-- ENTRIES SUPPLIED start --
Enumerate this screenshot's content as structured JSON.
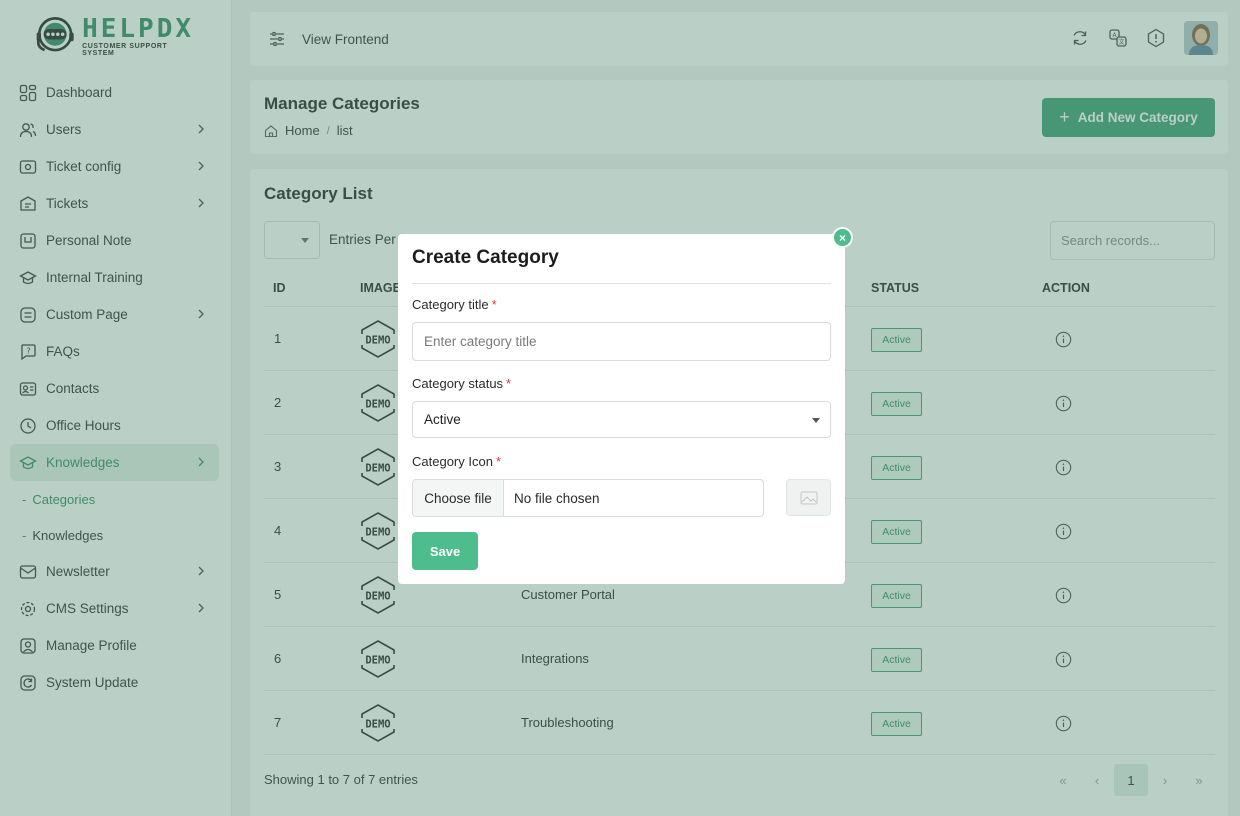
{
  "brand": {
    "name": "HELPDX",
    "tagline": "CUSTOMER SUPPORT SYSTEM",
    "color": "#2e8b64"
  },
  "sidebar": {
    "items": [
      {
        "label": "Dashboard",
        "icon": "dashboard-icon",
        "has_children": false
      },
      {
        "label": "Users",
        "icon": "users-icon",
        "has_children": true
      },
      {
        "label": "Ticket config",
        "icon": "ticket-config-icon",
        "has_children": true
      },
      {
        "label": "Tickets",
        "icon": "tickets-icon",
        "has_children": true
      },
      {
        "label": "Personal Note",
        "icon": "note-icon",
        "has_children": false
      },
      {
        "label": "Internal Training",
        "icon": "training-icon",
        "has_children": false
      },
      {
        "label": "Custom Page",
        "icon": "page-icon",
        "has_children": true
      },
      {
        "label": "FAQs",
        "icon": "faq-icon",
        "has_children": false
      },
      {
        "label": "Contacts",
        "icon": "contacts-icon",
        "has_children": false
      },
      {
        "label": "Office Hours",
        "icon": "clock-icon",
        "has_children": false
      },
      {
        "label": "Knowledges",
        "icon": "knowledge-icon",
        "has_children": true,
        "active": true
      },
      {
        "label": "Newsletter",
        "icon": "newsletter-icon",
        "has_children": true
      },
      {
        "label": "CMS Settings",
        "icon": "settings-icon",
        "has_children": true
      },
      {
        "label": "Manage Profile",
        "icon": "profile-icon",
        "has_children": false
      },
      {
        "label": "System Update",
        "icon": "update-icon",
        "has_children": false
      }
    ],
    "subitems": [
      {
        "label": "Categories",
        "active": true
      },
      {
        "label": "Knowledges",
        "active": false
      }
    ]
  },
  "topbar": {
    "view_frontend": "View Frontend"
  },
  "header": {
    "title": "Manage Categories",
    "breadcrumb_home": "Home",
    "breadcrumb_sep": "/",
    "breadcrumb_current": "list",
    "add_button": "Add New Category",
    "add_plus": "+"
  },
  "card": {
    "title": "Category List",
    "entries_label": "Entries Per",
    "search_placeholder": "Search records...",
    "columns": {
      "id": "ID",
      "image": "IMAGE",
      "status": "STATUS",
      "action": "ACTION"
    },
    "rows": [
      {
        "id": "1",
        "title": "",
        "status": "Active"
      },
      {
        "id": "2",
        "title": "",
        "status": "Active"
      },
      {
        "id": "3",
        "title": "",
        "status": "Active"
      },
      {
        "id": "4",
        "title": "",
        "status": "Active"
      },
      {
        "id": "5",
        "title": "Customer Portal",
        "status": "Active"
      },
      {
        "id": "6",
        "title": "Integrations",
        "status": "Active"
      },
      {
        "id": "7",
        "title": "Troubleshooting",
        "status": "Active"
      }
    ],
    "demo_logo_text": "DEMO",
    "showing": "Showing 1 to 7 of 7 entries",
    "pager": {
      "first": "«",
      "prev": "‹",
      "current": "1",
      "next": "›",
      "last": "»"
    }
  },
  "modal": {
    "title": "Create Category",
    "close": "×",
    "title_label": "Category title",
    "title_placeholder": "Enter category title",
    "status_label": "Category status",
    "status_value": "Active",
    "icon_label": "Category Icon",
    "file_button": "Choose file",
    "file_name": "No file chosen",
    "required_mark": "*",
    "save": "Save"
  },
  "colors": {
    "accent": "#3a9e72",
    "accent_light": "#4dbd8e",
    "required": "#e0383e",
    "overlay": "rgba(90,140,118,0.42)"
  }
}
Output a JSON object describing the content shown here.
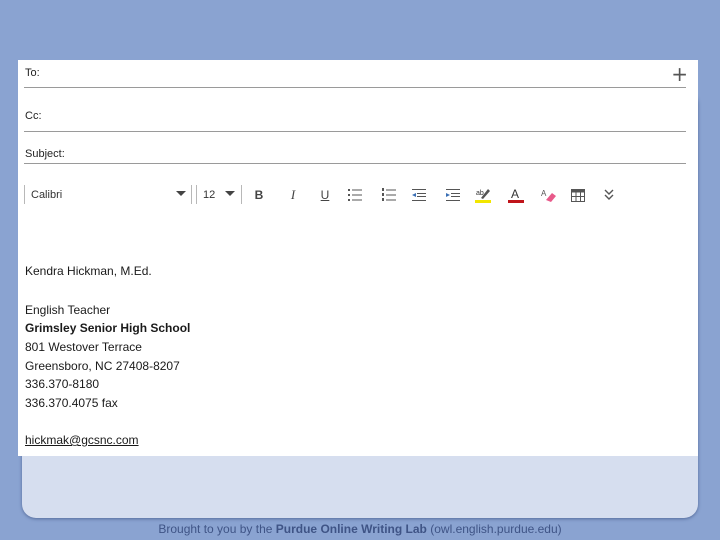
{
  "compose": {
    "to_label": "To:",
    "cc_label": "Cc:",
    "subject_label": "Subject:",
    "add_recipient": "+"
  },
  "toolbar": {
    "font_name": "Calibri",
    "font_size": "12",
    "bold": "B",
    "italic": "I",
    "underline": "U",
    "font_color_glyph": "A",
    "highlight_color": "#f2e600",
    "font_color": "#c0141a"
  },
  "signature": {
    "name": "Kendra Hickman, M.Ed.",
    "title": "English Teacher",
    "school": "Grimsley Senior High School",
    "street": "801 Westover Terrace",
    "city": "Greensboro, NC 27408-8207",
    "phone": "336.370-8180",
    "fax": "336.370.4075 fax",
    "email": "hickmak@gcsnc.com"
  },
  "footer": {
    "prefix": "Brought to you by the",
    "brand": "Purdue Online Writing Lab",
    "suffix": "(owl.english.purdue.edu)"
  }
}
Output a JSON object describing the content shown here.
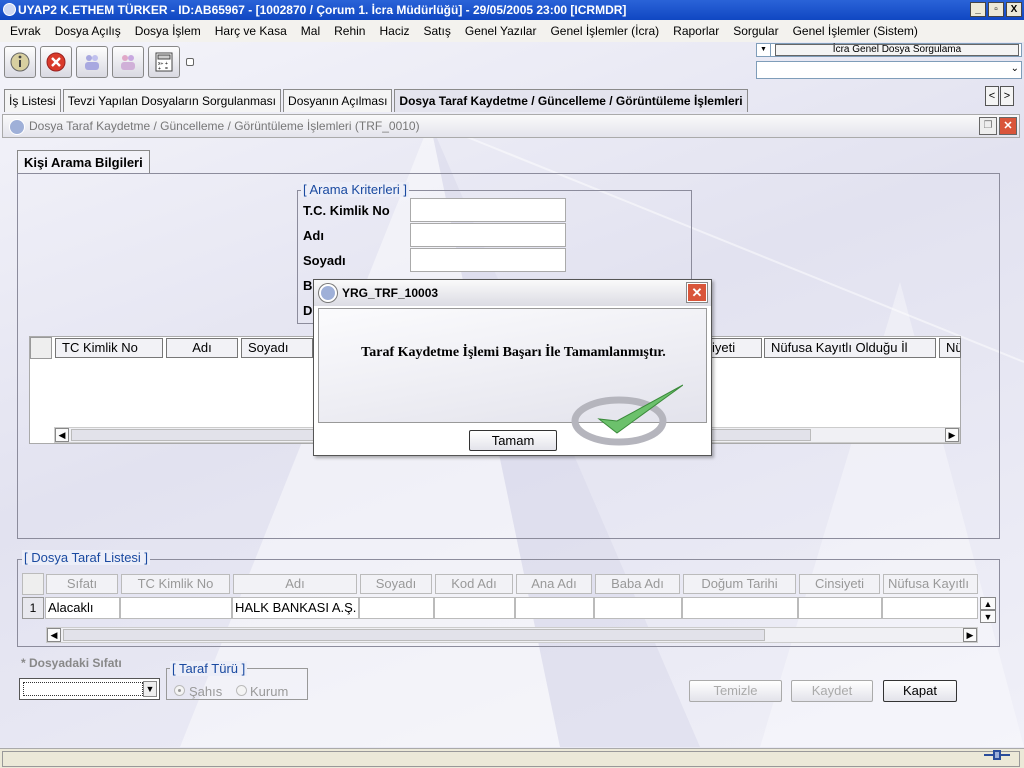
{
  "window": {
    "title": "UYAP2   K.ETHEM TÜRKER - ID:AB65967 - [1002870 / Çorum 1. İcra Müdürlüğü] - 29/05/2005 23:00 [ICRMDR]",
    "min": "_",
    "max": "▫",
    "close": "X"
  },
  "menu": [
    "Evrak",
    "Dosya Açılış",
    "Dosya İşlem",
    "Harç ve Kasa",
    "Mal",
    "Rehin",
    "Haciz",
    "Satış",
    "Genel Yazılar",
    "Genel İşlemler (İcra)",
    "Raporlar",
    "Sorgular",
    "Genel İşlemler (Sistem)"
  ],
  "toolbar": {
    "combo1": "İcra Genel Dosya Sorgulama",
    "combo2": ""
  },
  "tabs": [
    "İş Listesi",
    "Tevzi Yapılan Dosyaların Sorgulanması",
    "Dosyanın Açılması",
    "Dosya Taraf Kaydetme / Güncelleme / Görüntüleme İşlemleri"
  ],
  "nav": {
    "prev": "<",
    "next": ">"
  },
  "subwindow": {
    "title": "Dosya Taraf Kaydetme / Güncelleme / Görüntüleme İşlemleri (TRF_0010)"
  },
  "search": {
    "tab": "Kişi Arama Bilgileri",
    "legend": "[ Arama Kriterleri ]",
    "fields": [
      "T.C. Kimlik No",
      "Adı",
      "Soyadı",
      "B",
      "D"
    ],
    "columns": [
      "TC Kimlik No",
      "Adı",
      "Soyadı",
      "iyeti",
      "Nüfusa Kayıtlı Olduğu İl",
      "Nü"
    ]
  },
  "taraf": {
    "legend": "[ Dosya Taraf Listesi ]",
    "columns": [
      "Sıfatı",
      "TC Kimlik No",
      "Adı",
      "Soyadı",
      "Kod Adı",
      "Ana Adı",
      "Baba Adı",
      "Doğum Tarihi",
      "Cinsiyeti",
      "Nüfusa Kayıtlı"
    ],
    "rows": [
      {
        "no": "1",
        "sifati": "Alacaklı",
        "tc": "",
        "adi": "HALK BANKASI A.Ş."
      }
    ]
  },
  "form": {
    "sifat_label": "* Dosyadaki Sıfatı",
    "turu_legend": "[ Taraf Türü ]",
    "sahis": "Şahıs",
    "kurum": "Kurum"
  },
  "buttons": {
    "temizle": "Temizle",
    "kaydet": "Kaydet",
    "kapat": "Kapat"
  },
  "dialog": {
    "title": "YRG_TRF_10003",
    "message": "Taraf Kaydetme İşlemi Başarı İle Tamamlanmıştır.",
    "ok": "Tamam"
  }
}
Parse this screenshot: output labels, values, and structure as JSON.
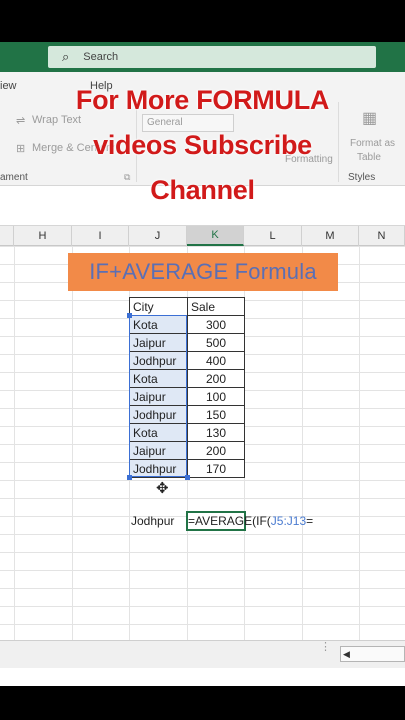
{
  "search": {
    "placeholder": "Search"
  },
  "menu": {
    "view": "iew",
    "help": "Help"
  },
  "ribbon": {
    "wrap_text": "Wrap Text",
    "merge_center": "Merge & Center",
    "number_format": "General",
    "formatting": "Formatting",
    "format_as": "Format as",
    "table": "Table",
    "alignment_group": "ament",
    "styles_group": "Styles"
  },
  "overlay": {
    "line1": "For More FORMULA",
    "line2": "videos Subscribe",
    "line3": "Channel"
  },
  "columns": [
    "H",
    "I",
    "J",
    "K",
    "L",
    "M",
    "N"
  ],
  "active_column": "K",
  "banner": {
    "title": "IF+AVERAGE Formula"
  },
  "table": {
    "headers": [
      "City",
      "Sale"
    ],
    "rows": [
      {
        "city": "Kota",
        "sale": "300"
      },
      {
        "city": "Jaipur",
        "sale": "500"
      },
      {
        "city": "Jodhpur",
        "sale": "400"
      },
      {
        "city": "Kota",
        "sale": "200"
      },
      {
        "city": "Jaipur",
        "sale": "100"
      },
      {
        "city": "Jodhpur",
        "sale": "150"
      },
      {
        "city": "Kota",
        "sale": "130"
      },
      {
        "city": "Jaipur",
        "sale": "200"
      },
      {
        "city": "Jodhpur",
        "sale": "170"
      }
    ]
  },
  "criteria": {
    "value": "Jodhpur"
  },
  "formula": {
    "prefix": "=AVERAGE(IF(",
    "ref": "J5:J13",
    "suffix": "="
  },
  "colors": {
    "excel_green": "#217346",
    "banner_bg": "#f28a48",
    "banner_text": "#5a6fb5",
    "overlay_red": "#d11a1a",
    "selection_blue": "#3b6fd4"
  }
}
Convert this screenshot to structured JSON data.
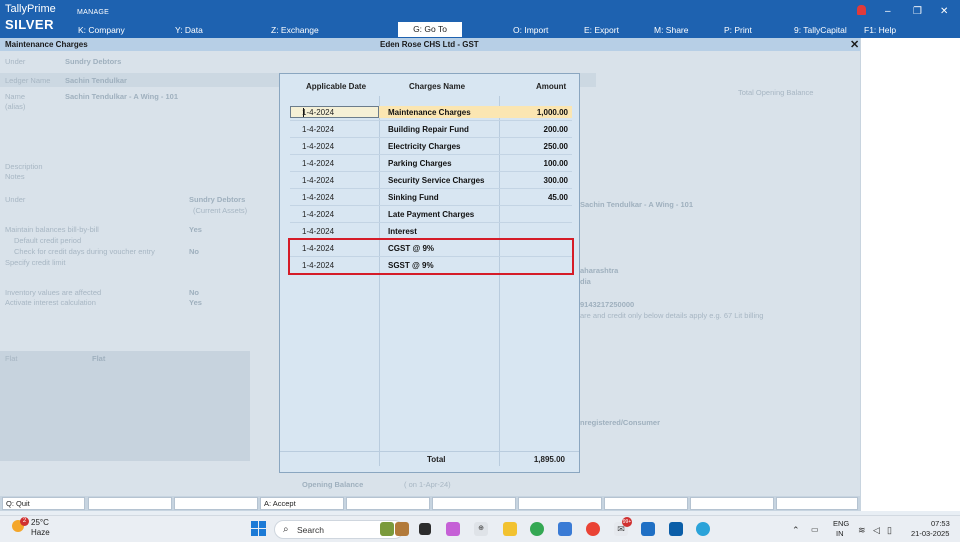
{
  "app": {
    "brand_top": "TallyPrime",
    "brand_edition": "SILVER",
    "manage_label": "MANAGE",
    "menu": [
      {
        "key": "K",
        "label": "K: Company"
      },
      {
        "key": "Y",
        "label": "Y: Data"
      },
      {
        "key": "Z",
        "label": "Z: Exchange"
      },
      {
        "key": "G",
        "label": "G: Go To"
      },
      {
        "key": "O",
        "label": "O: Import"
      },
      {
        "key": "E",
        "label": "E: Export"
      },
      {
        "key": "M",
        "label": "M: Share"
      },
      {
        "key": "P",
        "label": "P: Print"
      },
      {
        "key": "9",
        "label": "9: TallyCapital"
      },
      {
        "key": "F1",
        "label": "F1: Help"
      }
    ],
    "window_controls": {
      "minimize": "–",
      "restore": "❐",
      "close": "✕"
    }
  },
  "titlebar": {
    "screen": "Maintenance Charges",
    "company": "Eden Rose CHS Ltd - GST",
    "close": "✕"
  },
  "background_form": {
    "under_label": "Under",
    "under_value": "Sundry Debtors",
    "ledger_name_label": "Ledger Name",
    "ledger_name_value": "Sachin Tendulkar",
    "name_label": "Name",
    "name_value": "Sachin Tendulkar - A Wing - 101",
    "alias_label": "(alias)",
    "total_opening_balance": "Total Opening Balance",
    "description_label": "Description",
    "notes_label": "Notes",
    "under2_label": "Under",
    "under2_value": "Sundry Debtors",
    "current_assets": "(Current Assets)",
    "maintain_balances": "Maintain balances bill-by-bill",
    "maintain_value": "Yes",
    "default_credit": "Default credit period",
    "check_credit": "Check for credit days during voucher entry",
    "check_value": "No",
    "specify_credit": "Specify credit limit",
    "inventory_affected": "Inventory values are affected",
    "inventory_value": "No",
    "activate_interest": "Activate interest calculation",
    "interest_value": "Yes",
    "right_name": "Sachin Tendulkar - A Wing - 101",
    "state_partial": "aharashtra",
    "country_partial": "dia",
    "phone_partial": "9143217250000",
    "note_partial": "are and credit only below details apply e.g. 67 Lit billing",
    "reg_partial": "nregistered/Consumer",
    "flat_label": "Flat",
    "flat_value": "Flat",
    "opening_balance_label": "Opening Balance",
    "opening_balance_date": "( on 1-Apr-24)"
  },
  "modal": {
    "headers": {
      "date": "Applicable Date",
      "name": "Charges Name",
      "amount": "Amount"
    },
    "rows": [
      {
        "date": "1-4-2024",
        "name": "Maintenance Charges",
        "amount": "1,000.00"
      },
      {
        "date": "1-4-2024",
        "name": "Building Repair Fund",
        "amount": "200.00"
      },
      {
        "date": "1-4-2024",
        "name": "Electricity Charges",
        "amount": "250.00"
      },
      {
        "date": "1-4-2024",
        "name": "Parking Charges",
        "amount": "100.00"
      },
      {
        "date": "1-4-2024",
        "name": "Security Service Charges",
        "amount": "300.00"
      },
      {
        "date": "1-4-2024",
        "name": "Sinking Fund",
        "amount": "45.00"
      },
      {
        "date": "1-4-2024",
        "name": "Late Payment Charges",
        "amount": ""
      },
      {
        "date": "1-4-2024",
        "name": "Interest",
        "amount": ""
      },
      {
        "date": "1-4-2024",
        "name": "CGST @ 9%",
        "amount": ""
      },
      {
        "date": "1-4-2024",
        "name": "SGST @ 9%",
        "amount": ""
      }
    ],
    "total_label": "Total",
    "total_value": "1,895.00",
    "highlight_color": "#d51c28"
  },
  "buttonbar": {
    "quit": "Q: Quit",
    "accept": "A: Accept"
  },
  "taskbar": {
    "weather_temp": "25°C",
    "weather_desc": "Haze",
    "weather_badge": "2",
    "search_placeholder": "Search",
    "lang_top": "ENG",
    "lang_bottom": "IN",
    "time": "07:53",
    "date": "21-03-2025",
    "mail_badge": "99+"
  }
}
-- ENTRIES SUPPLIED end --
■ TASK INSTRUCTIONS
Report how many lines in these entries contain "prefix". Answer with the number only.

■ COMPLETE RESPONSE
2